**DIRECTIONS FOR THIS TASK:** Copy out the material below in full, but not its images.

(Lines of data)
········
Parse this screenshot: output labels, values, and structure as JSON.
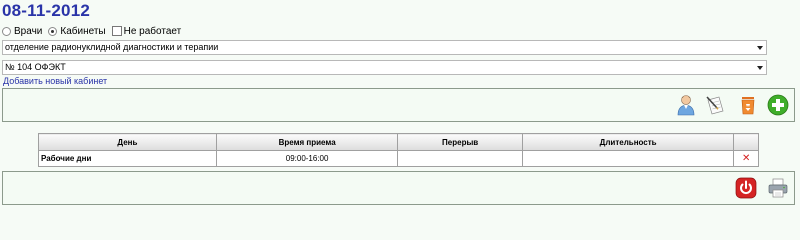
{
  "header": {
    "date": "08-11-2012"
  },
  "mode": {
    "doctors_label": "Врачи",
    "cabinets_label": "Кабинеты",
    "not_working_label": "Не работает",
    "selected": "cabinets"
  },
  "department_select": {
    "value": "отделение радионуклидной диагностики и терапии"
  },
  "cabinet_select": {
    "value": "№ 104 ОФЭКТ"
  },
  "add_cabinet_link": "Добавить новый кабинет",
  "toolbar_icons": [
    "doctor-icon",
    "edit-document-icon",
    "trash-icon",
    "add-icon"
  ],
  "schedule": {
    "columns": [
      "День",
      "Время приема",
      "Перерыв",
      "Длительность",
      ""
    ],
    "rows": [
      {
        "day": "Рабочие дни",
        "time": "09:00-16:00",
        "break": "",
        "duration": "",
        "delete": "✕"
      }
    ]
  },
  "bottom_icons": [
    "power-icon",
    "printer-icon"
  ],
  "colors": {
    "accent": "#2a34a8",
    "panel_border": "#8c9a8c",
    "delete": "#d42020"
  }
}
········
**ANSWER FOR THIS EXERCISE:**
Parse this screenshot: output labels, values, and structure as JSON.
{
  "header": {
    "date": "08-11-2012"
  },
  "mode": {
    "doctors_label": "Врачи",
    "cabinets_label": "Кабинеты",
    "not_working_label": "Не работает",
    "selected": "cabinets"
  },
  "department_select": {
    "value": "отделение радионуклидной диагностики и терапии"
  },
  "cabinet_select": {
    "value": "№ 104 ОФЭКТ"
  },
  "add_cabinet_link": "Добавить новый кабинет",
  "toolbar_icons": [
    "doctor-icon",
    "edit-document-icon",
    "trash-icon",
    "add-icon"
  ],
  "schedule": {
    "columns": [
      "День",
      "Время приема",
      "Перерыв",
      "Длительность",
      ""
    ],
    "rows": [
      {
        "day": "Рабочие дни",
        "time": "09:00-16:00",
        "break": "",
        "duration": "",
        "delete": "✕"
      }
    ]
  },
  "bottom_icons": [
    "power-icon",
    "printer-icon"
  ],
  "colors": {
    "accent": "#2a34a8",
    "panel_border": "#8c9a8c",
    "delete": "#d42020"
  }
}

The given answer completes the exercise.